- _EXERCISE AIM_: Render every item below as a row of a Markdown table with two columns, No. and Entry. Number the rows in order and leave out any blank lines.

--- START OF MATERIAL SHOWN ---

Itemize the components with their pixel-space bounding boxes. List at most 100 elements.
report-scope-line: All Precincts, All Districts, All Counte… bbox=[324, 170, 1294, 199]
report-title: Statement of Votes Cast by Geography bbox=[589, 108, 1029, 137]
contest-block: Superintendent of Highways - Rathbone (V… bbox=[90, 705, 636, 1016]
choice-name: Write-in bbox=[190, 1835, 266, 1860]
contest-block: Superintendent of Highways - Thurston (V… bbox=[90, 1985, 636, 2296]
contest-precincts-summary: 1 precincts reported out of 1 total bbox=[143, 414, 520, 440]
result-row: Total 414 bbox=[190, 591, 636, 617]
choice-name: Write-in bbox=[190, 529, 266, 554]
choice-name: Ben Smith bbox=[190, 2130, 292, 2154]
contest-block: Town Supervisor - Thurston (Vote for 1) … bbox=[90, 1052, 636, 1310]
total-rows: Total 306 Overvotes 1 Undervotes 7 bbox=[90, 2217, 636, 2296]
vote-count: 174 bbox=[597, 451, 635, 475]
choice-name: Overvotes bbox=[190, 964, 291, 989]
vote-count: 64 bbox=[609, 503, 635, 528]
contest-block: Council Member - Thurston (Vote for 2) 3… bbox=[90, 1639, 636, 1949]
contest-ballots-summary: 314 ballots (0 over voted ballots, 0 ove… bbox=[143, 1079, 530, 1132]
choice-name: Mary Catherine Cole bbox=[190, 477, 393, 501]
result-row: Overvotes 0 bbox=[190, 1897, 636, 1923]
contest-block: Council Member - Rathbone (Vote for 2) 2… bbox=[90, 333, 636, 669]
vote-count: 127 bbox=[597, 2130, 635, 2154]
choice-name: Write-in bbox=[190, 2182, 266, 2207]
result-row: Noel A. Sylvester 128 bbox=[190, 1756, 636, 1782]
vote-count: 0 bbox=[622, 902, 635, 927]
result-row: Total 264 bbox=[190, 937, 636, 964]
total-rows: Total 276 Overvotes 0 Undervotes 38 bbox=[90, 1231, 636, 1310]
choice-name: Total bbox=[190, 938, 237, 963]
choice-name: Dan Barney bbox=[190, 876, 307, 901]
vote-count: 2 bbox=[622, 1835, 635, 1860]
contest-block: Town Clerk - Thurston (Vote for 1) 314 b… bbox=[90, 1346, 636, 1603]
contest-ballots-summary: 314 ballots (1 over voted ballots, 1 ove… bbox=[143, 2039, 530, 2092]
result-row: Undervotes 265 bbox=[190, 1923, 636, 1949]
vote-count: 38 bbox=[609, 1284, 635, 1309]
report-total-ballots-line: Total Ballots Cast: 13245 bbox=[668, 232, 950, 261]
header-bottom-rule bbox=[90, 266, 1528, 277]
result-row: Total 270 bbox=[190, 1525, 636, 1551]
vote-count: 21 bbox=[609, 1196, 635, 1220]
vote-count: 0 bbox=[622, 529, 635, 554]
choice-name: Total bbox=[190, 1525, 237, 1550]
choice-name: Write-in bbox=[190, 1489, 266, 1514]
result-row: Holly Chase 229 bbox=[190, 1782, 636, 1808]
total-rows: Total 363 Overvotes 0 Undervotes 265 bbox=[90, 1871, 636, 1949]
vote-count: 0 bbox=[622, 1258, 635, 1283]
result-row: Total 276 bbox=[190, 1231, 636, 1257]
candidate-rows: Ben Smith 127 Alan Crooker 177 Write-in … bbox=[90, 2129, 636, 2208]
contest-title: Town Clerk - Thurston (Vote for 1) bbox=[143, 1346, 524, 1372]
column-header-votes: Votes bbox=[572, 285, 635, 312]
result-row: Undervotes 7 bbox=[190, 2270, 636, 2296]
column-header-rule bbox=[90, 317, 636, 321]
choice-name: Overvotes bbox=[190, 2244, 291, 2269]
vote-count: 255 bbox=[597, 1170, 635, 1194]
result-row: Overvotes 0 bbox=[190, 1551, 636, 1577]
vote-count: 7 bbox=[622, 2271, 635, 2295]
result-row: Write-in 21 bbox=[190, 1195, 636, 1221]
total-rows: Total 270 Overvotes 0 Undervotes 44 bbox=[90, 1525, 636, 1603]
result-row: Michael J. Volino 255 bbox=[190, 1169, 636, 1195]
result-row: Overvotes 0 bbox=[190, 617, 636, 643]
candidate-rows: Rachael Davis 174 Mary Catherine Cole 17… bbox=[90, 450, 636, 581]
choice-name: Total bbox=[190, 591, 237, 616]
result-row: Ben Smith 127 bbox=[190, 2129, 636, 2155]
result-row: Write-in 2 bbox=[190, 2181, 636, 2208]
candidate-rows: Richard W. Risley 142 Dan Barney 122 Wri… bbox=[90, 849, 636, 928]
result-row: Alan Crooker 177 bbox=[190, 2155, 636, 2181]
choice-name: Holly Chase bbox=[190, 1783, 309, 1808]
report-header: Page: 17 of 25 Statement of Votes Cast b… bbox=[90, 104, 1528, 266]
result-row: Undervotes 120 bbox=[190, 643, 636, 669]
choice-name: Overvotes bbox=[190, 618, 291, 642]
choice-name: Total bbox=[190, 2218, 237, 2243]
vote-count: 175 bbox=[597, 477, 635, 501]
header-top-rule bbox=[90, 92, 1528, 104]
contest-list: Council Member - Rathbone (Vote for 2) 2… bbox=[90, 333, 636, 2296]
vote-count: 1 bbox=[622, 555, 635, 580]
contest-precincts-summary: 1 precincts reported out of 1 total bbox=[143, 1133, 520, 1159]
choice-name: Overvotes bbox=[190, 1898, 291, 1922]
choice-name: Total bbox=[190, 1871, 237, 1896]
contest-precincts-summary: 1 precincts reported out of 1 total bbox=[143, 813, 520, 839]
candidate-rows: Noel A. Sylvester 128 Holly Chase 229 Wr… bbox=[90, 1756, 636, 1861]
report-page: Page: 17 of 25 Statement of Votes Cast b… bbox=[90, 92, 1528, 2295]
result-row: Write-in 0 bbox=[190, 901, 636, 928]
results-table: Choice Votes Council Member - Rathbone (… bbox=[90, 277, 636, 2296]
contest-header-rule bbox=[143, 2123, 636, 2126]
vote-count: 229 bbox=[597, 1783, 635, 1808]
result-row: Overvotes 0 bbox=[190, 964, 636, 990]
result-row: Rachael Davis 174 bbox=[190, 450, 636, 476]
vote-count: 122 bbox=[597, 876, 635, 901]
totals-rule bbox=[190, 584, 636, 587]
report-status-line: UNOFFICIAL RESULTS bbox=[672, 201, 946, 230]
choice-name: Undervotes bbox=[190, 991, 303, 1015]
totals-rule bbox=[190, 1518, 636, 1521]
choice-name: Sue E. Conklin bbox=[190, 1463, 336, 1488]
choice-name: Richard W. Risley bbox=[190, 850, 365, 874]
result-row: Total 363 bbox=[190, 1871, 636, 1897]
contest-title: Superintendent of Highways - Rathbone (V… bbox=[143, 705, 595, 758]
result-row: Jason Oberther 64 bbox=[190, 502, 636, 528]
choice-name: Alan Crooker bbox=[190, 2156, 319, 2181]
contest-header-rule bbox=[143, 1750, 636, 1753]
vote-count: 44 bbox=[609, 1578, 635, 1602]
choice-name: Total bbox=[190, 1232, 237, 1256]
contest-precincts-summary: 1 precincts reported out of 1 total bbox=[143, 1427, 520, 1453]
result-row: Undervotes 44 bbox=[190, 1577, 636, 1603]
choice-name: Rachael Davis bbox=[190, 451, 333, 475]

--- END OF MATERIAL SHOWN ---

- _TASK OUTPUT_:
| No. | Entry |
|---|---|
| 1 | Itemize the components with their pixel-space bounding boxes. List at most 100 elements. |
| 2 | report-scope-line: All Precincts, All Districts, All Counte… bbox=[324, 170, 1294, 199] |
| 3 | report-title: Statement of Votes Cast by Geography bbox=[589, 108, 1029, 137] |
| 4 | contest-block: Superintendent of Highways - Rathbone (V… bbox=[90, 705, 636, 1016] |
| 5 | choice-name: Write-in bbox=[190, 1835, 266, 1860] |
| 6 | contest-block: Superintendent of Highways - Thurston (V… bbox=[90, 1985, 636, 2296] |
| 7 | contest-precincts-summary: 1 precincts reported out of 1 total bbox=[143, 414, 520, 440] |
| 8 | result-row: Total 414 bbox=[190, 591, 636, 617] |
| 9 | choice-name: Write-in bbox=[190, 529, 266, 554] |
| 10 | choice-name: Ben Smith bbox=[190, 2130, 292, 2154] |
| 11 | contest-block: Town Supervisor - Thurston (Vote for 1) … bbox=[90, 1052, 636, 1310] |
| 12 | total-rows: Total 306 Overvotes 1 Undervotes 7 bbox=[90, 2217, 636, 2296] |
| 13 | vote-count: 174 bbox=[597, 451, 635, 475] |
| 14 | choice-name: Overvotes bbox=[190, 964, 291, 989] |
| 15 | vote-count: 64 bbox=[609, 503, 635, 528] |
| 16 | contest-block: Council Member - Thurston (Vote for 2) 3… bbox=[90, 1639, 636, 1949] |
| 17 | contest-ballots-summary: 314 ballots (0 over voted ballots, 0 ove… bbox=[143, 1079, 530, 1132] |
| 18 | choice-name: Mary Catherine Cole bbox=[190, 477, 393, 501] |
| 19 | result-row: Overvotes 0 bbox=[190, 1897, 636, 1923] |
| 20 | contest-block: Council Member - Rathbone (Vote for 2) 2… bbox=[90, 333, 636, 669] |
| 21 | vote-count: 127 bbox=[597, 2130, 635, 2154] |
| 22 | choice-name: Write-in bbox=[190, 2182, 266, 2207] |
| 23 | result-row: Noel A. Sylvester 128 bbox=[190, 1756, 636, 1782] |
| 24 | vote-count: 0 bbox=[622, 902, 635, 927] |
| 25 | result-row: Total 264 bbox=[190, 937, 636, 964] |
| 26 | total-rows: Total 276 Overvotes 0 Undervotes 38 bbox=[90, 1231, 636, 1310] |
| 27 | choice-name: Total bbox=[190, 938, 237, 963] |
| 28 | choice-name: Dan Barney bbox=[190, 876, 307, 901] |
| 29 | vote-count: 2 bbox=[622, 1835, 635, 1860] |
| 30 | contest-block: Town Clerk - Thurston (Vote for 1) 314 b… bbox=[90, 1346, 636, 1603] |
| 31 | contest-ballots-summary: 314 ballots (1 over voted ballots, 1 ove… bbox=[143, 2039, 530, 2092] |
| 32 | result-row: Undervotes 265 bbox=[190, 1923, 636, 1949] |
| 33 | vote-count: 38 bbox=[609, 1284, 635, 1309] |
| 34 | report-total-ballots-line: Total Ballots Cast: 13245 bbox=[668, 232, 950, 261] |
| 35 | header-bottom-rule bbox=[90, 266, 1528, 277] |
| 36 | result-row: Total 270 bbox=[190, 1525, 636, 1551] |
| 37 | vote-count: 21 bbox=[609, 1196, 635, 1220] |
| 38 | vote-count: 0 bbox=[622, 529, 635, 554] |
| 39 | choice-name: Total bbox=[190, 1525, 237, 1550] |
| 40 | choice-name: Write-in bbox=[190, 1489, 266, 1514] |
| 41 | result-row: Holly Chase 229 bbox=[190, 1782, 636, 1808] |
| 42 | total-rows: Total 363 Overvotes 0 Undervotes 265 bbox=[90, 1871, 636, 1949] |
| 43 | vote-count: 0 bbox=[622, 1258, 635, 1283] |
| 44 | result-row: Total 276 bbox=[190, 1231, 636, 1257] |
| 45 | candidate-rows: Ben Smith 127 Alan Crooker 177 Write-in … bbox=[90, 2129, 636, 2208] |
| 46 | contest-title: Town Clerk - Thurston (Vote for 1) bbox=[143, 1346, 524, 1372] |
| 47 | column-header-votes: Votes bbox=[572, 285, 635, 312] |
| 48 | result-row: Undervotes 7 bbox=[190, 2270, 636, 2296] |
| 49 | column-header-rule bbox=[90, 317, 636, 321] |
| 50 | choice-name: Overvotes bbox=[190, 2244, 291, 2269] |
| 51 | vote-count: 255 bbox=[597, 1170, 635, 1194] |
| 52 | result-row: Overvotes 0 bbox=[190, 1551, 636, 1577] |
| 53 | vote-count: 7 bbox=[622, 2271, 635, 2295] |
| 54 | result-row: Write-in 21 bbox=[190, 1195, 636, 1221] |
| 55 | total-rows: Total 270 Overvotes 0 Undervotes 44 bbox=[90, 1525, 636, 1603] |
| 56 | result-row: Michael J. Volino 255 bbox=[190, 1169, 636, 1195] |
| 57 | result-row: Overvotes 0 bbox=[190, 617, 636, 643] |
| 58 | candidate-rows: Rachael Davis 174 Mary Catherine Cole 17… bbox=[90, 450, 636, 581] |
| 59 | choice-name: Total bbox=[190, 591, 237, 616] |
| 60 | result-row: Ben Smith 127 bbox=[190, 2129, 636, 2155] |
| 61 | result-row: Write-in 2 bbox=[190, 2181, 636, 2208] |
| 62 | candidate-rows: Richard W. Risley 142 Dan Barney 122 Wri… bbox=[90, 849, 636, 928] |
| 63 | result-row: Alan Crooker 177 bbox=[190, 2155, 636, 2181] |
| 64 | choice-name: Holly Chase bbox=[190, 1783, 309, 1808] |
| 65 | report-header: Page: 17 of 25 Statement of Votes Cast b… bbox=[90, 104, 1528, 266] |
| 66 | result-row: Undervotes 120 bbox=[190, 643, 636, 669] |
| 67 | choice-name: Overvotes bbox=[190, 618, 291, 642] |
| 68 | choice-name: Total bbox=[190, 2218, 237, 2243] |
| 69 | vote-count: 175 bbox=[597, 477, 635, 501] |
| 70 | header-top-rule bbox=[90, 92, 1528, 104] |
| 71 | contest-list: Council Member - Rathbone (Vote for 2) 2… bbox=[90, 333, 636, 2296] |
| 72 | vote-count: 1 bbox=[622, 555, 635, 580] |
| 73 | contest-precincts-summary: 1 precincts reported out of 1 total bbox=[143, 1133, 520, 1159] |
| 74 | choice-name: Overvotes bbox=[190, 1898, 291, 1922] |
| 75 | choice-name: Total bbox=[190, 1871, 237, 1896] |
| 76 | contest-precincts-summary: 1 precincts reported out of 1 total bbox=[143, 813, 520, 839] |
| 77 | candidate-rows: Noel A. Sylvester 128 Holly Chase 229 Wr… bbox=[90, 1756, 636, 1861] |
| 78 | report-page: Page: 17 of 25 Statement of Votes Cast b… bbox=[90, 92, 1528, 2295] |
| 79 | result-row: Write-in 0 bbox=[190, 901, 636, 928] |
| 80 | results-table: Choice Votes Council Member - Rathbone (… bbox=[90, 277, 636, 2296] |
| 81 | contest-header-rule bbox=[143, 2123, 636, 2126] |
| 82 | vote-count: 229 bbox=[597, 1783, 635, 1808] |
| 83 | result-row: Overvotes 0 bbox=[190, 964, 636, 990] |
| 84 | result-row: Rachael Davis 174 bbox=[190, 450, 636, 476] |
| 85 | vote-count: 122 bbox=[597, 876, 635, 901] |
| 86 | totals-rule bbox=[190, 584, 636, 587] |
| 87 | report-status-line: UNOFFICIAL RESULTS bbox=[672, 201, 946, 230] |
| 88 | choice-name: Undervotes bbox=[190, 991, 303, 1015] |
| 89 | totals-rule bbox=[190, 1518, 636, 1521] |
| 90 | choice-name: Sue E. Conklin bbox=[190, 1463, 336, 1488] |
| 91 | choice-name: Richard W. Risley bbox=[190, 850, 365, 874] |
| 92 | result-row: Total 363 bbox=[190, 1871, 636, 1897] |
| 93 | contest-title: Superintendent of Highways - Rathbone (V… bbox=[143, 705, 595, 758] |
| 94 | result-row: Jason Oberther 64 bbox=[190, 502, 636, 528] |
| 95 | choice-name: Alan Crooker bbox=[190, 2156, 319, 2181] |
| 96 | contest-header-rule bbox=[143, 1750, 636, 1753] |
| 97 | vote-count: 44 bbox=[609, 1578, 635, 1602] |
| 98 | choice-name: Total bbox=[190, 1232, 237, 1256] |
| 99 | contest-precincts-summary: 1 precincts reported out of 1 total bbox=[143, 1427, 520, 1453] |
| 100 | result-row: Undervotes 44 bbox=[190, 1577, 636, 1603] |
| 101 | choice-name: Rachael Davis bbox=[190, 451, 333, 475] |